START Provided text

19]  In appropriate cases, where a party fails to adduce evidence or adduces unsatisfactory evidence to rebut such a prima facie case, the Court may find in favour of a party upon which the onus proper rests. But it must be borne in mind that the evidence which sustains a prima facie case amounts to a mere inference casting upon the other party a burden of adducing –

“….. evidence of facts ….. which tended to displace the inference of no irreparable harm”. [5]

and that such evidence does not alter the original onus which, in the present case, throughout, rested upon the respondent to show, on a preponderance of probability, that the appellant’s employees were negligent. [6]

20]   In the Court a quo the respondent had adduced evidence, which was accepted by the appellant, that there existed a practice which required the latter to make a wayleave application to the respondent before commencing with the excavation works so as to avoid the destruction of respondent’s cables located in the area of intended excavation. The respondent’s further evidence was that the appellant had failed to comply with this practice and proceeded with its excavations, in the process, damaging respondent’s cables and therefore that the appellant was negligent.

21]   Clearly this evidence called for a rebuttal from the appellant in respect of which rebuttal the appellant adduced evidence of its official who relied on the document which was marked Exhibit “C” and which, as I have indicated, amounted to inadmissible hearsay evidence. Regarding the original AO plan which had been allegedly completed by the respondent and dispatched back to the appellant, the official testified that the same had been destroyed. The official, however, acknowledged that there existed in appellant’s possession, correspondence which had accompanied appellant’s wayleave application to the respondent as well as the

completed AO plan back to the appellant. It was when he was later questioned regarding that correspondence that this official made a startling remark which led the learned Magistrate, in her judgment, to characterize the appellant’s failure to timeously obtain those documents as displaying “a totally lackadaisical attitude” and consequently to find that the plaintiff had established that the appellant had not complied with the wayleave procedure and therefore that it was negligent.

END Provided text
START Study material

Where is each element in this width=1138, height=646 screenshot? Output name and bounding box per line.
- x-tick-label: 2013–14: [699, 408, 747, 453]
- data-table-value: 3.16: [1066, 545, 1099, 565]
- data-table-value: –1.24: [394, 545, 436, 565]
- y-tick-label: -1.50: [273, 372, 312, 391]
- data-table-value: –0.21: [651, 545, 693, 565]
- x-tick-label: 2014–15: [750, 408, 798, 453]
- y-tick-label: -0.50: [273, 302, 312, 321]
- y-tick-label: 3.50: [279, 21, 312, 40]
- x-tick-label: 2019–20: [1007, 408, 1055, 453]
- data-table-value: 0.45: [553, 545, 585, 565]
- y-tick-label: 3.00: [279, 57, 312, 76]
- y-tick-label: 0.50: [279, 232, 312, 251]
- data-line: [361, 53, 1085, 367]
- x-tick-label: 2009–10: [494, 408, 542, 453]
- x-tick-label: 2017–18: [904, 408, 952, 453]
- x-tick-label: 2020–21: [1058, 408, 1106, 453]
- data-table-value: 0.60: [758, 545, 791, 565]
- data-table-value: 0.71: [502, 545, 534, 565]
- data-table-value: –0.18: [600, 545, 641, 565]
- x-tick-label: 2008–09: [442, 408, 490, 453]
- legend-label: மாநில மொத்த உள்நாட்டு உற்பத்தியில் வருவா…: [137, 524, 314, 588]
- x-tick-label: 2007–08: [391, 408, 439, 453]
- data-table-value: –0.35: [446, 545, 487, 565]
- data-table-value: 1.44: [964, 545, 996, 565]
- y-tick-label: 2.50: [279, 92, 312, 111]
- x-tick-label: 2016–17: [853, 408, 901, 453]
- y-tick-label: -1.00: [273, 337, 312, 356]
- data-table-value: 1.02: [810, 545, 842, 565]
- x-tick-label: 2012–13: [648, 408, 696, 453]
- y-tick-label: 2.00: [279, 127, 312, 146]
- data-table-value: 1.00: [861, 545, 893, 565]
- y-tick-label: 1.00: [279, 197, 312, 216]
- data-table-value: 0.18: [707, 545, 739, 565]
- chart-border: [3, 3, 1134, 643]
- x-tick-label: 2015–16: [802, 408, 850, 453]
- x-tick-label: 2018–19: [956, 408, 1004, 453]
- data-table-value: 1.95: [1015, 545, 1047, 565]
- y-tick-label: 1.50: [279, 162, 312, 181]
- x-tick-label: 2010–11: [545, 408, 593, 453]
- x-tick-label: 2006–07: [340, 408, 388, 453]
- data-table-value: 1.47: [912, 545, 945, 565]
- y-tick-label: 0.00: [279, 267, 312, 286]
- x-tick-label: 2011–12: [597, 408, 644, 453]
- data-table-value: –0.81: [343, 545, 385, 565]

END Study material

Questions
A. Write out the stretch of the judgment excerpt from "completed AO plan" through "it was negligent.".
B. Which words or phrases does the judgment excerpt enclose in quotation marks? List every one.
C. Do these statements agree with the judgment excerpt? Answer yes or no for each and quote the words that decide it.
(i) The appellant accepted that a practice required it to make a wayleave application before excavating.
(ii) The appellant's official testified that the original AO plan was still in the appellant's possession.
(iii) The onus rested on the appellant to show that the respondent's employees were negligent.

Answers to the exercise
A.
completed AO plan back to the appellant. It was when he was later questioned regarding that correspondence that this official made a startling remark which led the learned Magistrate, in her judgment, to characterize the appellant’s failure to timeously obtain those documents as displaying “a totally lackadaisical attitude” and consequently to find that the plaintiff had established that the appellant had not complied with the wayleave procedure and therefore that it was negligent.

B.
- “….. evidence of facts ….. which tended to displace the inference of no irreparable harm”
- “C”
- “a totally lackadaisical attitude”

C.
(i) Yes: "which was accepted by the appellant, that there existed a practice which required the latter to make a wayleave application to the respondent before commencing with the excavation works"
(ii) No: "the official testified that the same had been destroyed"
(iii) No: "rested upon the respondent to show, on a preponderance of probability, that the appellant’s employees were negligent"